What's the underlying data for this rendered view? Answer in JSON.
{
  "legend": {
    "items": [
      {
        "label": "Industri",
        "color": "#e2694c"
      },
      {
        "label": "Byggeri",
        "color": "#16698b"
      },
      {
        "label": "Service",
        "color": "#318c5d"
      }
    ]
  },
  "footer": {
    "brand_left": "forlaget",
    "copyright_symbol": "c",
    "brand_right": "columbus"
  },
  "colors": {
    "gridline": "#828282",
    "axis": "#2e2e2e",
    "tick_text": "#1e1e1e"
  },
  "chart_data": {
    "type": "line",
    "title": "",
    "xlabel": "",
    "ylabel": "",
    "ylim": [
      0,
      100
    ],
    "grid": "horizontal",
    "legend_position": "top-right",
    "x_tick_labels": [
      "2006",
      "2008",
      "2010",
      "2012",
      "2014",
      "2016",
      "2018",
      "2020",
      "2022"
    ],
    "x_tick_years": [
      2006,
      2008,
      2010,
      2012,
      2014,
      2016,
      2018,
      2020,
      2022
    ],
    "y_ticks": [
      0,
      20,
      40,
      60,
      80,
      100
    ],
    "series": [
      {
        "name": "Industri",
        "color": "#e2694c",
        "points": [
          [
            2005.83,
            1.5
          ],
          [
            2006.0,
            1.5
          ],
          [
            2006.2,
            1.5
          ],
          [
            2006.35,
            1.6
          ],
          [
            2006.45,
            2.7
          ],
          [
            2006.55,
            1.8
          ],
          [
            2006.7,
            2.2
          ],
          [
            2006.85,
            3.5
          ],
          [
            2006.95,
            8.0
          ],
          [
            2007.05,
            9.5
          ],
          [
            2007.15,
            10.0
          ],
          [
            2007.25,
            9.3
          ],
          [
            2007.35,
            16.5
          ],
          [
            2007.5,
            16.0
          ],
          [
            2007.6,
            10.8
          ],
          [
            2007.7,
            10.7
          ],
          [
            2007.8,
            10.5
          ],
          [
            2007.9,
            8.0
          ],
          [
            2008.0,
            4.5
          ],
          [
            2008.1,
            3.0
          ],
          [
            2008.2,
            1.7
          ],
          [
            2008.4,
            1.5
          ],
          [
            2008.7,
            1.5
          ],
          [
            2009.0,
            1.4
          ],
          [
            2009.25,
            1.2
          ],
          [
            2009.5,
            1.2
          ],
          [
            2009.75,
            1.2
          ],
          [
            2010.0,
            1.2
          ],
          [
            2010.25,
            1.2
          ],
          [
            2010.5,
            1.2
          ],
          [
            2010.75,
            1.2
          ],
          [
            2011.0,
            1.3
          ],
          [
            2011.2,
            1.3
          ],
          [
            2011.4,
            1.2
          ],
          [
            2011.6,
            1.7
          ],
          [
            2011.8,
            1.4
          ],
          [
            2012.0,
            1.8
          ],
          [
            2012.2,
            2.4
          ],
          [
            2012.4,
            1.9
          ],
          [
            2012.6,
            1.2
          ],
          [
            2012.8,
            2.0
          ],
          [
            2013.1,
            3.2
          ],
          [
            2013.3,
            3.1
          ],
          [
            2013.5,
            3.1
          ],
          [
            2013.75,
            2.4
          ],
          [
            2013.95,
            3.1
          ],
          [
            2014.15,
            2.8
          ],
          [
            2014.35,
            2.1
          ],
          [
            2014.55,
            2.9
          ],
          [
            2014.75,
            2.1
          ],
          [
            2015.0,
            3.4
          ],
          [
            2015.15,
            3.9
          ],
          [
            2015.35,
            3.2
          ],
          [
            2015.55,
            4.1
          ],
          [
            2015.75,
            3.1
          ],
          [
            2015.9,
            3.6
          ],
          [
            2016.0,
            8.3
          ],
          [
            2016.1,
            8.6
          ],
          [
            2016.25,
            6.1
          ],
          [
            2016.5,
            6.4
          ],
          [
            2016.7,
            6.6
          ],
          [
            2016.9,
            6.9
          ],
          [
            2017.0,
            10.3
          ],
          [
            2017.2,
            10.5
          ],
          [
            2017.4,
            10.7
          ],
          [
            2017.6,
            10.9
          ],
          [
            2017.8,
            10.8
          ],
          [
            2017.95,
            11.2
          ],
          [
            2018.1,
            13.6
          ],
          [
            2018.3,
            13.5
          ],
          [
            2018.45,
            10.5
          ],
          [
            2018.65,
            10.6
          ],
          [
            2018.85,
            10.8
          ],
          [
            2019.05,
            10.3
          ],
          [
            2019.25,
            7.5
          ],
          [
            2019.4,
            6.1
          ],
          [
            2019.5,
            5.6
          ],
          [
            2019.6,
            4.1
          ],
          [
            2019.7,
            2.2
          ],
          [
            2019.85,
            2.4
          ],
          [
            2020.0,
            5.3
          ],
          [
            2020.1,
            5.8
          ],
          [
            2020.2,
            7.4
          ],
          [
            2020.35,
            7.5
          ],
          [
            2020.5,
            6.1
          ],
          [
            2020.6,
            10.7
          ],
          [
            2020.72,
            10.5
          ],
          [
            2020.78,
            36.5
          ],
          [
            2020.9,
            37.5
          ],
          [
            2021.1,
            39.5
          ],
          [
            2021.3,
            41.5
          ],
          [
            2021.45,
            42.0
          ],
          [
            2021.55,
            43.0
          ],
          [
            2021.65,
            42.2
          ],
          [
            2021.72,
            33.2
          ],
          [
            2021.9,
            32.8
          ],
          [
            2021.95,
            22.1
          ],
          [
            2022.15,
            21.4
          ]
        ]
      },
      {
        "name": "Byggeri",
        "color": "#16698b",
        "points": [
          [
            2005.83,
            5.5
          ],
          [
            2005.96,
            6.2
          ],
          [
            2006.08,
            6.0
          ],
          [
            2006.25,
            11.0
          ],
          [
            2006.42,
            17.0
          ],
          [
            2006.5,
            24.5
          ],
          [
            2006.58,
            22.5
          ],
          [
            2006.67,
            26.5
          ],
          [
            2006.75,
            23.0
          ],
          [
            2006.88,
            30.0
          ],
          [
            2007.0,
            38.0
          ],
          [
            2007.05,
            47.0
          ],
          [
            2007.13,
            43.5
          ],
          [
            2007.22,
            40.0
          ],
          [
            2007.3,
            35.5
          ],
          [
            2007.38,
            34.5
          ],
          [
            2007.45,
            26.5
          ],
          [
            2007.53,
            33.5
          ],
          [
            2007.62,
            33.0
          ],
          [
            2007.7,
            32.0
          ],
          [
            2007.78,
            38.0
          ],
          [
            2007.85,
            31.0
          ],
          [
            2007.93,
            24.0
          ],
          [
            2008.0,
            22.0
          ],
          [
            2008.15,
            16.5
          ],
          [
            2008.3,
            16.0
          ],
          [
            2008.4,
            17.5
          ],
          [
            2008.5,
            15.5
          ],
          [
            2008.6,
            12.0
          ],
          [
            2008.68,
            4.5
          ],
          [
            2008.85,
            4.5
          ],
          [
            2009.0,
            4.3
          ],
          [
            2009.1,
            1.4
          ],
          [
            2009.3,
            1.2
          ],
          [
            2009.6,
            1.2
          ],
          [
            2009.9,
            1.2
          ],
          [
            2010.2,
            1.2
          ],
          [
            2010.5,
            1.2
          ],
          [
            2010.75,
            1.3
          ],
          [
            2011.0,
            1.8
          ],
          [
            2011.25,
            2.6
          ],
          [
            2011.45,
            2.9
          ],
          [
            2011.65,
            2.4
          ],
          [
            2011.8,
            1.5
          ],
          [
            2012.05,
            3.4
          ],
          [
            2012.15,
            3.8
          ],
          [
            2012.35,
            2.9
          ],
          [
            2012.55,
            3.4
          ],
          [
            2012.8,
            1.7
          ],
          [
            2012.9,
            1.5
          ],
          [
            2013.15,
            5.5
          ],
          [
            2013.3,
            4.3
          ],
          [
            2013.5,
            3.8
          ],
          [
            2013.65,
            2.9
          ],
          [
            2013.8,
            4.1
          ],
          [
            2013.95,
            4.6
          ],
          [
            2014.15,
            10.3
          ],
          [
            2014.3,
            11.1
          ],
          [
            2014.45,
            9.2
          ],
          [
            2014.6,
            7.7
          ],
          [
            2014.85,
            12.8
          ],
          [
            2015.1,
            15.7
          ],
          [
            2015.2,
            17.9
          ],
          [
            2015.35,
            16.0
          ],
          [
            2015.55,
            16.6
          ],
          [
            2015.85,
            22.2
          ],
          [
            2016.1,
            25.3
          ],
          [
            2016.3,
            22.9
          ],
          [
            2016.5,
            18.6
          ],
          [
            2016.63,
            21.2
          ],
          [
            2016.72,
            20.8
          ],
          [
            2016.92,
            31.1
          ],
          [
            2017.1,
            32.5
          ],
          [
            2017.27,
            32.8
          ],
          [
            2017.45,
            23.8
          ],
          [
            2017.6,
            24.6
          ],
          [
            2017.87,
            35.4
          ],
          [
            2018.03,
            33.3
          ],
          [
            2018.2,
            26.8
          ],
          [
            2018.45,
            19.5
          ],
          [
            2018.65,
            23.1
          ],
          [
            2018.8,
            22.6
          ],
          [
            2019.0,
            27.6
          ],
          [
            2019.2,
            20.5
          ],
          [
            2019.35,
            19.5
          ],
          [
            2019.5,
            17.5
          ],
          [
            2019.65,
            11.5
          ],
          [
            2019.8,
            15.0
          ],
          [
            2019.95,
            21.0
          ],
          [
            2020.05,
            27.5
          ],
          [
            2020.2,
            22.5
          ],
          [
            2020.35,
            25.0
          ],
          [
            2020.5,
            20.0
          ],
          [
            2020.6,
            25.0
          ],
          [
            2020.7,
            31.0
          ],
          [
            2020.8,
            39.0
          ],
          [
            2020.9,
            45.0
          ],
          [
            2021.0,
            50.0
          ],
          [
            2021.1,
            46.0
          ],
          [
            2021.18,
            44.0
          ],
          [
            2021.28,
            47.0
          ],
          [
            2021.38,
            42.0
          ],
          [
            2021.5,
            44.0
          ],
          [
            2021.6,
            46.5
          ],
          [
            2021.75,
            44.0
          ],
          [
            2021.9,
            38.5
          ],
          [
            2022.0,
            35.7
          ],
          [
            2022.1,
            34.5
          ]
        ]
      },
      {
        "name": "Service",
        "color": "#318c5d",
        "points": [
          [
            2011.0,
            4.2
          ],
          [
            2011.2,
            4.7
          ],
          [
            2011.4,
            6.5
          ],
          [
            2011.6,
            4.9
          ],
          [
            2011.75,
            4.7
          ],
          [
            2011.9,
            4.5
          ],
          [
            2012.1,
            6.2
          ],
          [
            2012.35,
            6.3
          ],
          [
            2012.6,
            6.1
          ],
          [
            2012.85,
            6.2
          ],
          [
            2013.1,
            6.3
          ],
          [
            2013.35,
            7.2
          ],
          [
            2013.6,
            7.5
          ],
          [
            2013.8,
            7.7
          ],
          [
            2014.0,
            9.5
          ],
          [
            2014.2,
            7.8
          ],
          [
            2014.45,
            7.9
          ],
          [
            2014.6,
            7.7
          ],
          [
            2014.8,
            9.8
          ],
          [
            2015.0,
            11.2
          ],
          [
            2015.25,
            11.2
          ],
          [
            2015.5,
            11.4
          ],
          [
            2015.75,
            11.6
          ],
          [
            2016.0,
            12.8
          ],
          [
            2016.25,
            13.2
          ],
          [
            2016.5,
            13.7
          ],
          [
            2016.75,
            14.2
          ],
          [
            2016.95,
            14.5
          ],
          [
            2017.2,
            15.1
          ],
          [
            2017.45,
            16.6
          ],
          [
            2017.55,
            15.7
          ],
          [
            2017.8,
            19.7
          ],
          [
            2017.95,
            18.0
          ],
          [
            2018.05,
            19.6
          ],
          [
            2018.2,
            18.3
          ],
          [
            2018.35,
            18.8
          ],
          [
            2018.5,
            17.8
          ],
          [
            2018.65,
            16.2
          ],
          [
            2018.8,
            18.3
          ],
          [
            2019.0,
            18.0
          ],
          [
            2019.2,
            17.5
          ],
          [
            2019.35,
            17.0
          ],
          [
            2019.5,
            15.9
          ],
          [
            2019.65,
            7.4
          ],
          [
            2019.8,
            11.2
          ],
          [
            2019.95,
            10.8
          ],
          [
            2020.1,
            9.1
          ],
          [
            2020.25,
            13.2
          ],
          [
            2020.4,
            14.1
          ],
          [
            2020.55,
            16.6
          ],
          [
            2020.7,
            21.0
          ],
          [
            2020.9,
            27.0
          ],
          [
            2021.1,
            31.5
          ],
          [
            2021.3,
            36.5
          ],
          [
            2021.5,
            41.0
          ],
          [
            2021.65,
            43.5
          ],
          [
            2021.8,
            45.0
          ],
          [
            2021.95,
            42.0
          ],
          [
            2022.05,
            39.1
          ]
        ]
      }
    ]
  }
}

______________________________

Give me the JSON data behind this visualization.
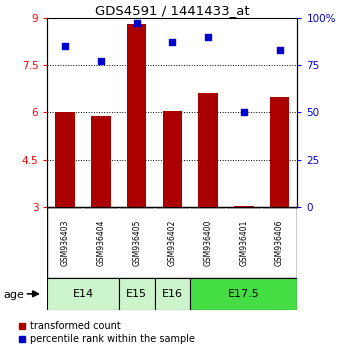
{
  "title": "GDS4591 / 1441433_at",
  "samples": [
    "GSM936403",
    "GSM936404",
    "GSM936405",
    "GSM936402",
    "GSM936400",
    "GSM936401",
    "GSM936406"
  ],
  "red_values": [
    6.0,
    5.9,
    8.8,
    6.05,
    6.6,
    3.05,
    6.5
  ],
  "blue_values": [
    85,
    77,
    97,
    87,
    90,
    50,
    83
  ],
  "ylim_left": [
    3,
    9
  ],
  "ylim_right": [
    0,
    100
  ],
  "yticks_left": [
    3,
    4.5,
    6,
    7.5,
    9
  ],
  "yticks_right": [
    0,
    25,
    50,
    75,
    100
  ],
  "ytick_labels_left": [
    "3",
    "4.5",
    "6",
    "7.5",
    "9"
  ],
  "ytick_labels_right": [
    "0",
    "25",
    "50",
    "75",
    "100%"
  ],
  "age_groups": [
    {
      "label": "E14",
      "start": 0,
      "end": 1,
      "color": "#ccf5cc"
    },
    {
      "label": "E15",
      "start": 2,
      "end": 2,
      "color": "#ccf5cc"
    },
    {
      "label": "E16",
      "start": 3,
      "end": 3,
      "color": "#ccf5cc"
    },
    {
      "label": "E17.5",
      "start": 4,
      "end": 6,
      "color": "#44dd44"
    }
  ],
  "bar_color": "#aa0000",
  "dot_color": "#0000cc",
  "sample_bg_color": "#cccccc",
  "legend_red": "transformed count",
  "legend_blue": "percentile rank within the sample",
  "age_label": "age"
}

______________________________

◆ **Set exercise**: Copy every line of the records above that holds the word "this".

◆ **Task answer**:
What's the underlying data for this rendered view? Answer in JSON.
Give me the JSON data behind this visualization.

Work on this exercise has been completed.